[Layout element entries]
================================
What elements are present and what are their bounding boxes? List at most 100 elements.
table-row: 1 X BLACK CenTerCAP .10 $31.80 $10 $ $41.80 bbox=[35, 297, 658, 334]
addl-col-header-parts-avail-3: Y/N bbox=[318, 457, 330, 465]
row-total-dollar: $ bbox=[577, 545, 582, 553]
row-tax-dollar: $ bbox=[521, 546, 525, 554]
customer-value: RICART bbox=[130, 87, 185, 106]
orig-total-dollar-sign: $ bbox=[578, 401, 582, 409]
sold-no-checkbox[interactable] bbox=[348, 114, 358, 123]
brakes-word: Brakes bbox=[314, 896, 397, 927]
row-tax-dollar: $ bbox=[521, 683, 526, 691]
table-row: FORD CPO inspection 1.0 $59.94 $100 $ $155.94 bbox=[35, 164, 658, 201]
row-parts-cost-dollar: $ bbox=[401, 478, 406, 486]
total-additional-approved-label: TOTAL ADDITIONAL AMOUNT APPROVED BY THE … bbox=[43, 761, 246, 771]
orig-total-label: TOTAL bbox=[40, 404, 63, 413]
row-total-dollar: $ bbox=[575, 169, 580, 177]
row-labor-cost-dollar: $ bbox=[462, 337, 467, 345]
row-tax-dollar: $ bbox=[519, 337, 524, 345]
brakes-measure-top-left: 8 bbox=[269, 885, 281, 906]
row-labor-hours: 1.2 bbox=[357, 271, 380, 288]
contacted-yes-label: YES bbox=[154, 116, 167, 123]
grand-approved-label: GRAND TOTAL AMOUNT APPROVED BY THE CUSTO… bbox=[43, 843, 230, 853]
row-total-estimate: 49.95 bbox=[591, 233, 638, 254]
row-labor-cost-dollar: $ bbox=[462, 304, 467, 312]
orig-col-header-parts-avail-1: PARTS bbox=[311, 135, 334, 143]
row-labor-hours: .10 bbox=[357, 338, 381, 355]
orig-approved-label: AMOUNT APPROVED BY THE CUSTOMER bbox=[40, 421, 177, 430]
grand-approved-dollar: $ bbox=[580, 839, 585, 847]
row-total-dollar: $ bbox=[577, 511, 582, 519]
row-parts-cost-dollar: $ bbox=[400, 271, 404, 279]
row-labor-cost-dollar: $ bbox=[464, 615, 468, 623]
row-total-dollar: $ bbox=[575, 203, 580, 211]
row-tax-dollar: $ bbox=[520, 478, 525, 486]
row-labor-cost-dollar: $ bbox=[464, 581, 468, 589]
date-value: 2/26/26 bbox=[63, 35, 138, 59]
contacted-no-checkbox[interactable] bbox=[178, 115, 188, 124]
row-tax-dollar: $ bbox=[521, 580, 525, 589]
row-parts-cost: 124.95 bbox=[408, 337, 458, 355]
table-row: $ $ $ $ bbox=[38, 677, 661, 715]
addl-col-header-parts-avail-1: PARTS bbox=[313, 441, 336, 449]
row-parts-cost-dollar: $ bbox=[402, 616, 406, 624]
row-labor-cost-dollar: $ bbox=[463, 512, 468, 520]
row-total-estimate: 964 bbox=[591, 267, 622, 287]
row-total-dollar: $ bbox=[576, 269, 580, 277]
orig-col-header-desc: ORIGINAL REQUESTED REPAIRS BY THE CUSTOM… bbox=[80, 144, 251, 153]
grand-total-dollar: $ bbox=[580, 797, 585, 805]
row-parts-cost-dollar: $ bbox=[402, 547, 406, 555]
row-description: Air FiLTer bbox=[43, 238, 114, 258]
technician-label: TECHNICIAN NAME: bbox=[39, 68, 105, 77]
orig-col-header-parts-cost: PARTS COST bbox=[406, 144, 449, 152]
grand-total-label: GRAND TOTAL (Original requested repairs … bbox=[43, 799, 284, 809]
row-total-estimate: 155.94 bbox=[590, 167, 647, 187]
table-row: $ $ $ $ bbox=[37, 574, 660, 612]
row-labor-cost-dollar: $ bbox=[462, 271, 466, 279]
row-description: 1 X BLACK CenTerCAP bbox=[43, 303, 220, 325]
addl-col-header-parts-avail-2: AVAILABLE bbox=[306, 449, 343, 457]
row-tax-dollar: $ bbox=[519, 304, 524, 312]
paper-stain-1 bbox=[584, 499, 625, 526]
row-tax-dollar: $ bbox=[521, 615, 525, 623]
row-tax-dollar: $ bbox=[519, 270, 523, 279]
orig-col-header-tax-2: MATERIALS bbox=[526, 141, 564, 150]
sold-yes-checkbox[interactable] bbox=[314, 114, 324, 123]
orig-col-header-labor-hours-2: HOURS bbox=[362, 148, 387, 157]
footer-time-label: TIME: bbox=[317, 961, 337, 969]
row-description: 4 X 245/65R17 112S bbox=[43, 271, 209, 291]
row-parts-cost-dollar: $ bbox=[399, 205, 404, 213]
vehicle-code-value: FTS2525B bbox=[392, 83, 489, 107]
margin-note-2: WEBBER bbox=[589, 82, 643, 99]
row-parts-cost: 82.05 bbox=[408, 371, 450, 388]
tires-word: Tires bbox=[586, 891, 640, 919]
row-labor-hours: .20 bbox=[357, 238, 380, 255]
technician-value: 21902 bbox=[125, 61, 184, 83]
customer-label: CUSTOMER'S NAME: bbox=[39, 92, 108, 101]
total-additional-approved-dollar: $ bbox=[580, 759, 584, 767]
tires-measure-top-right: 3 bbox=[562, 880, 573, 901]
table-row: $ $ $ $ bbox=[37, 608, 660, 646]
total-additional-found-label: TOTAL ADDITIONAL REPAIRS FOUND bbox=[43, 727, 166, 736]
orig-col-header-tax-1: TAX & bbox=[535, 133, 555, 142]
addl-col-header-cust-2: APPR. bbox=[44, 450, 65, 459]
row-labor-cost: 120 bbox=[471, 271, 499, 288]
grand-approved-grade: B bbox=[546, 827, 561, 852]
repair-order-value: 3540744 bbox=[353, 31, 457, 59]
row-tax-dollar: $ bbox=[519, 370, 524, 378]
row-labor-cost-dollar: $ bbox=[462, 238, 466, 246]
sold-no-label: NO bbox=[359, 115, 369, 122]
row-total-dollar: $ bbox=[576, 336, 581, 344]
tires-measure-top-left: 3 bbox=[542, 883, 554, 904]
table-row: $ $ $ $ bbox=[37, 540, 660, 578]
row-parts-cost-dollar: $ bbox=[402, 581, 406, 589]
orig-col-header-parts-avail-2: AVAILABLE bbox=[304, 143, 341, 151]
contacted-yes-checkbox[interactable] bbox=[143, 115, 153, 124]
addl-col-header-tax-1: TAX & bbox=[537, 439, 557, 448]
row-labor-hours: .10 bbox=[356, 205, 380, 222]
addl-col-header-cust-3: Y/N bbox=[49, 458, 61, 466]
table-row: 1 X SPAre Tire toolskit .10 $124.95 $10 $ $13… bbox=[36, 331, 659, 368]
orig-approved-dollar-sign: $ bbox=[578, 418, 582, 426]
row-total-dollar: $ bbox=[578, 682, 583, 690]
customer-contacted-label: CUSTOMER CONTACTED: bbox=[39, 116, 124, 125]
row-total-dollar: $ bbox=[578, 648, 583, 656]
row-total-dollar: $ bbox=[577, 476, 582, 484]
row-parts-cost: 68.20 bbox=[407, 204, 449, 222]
================================
Rewrite the entries from the first one through the line containing "row-parts-cost-dollar: $ bbox=[401, 478, 406, 486]", inclusive, changing each "table-row" to "line-item" and keeping everything else the same.

EXERCISE RESULT:
What elements are present and what are their bounding boxes? List at most 100 elements.
line-item: 1 X BLACK CenTerCAP .10 $31.80 $10 $ $41.80 bbox=[35, 297, 658, 334]
addl-col-header-parts-avail-3: Y/N bbox=[318, 457, 330, 465]
row-total-dollar: $ bbox=[577, 545, 582, 553]
row-tax-dollar: $ bbox=[521, 546, 525, 554]
customer-value: RICART bbox=[130, 87, 185, 106]
orig-total-dollar-sign: $ bbox=[578, 401, 582, 409]
sold-no-checkbox[interactable] bbox=[348, 114, 358, 123]
brakes-word: Brakes bbox=[314, 896, 397, 927]
row-tax-dollar: $ bbox=[521, 683, 526, 691]
line-item: FORD CPO inspection 1.0 $59.94 $100 $ $155.94 bbox=[35, 164, 658, 201]
row-parts-cost-dollar: $ bbox=[401, 478, 406, 486]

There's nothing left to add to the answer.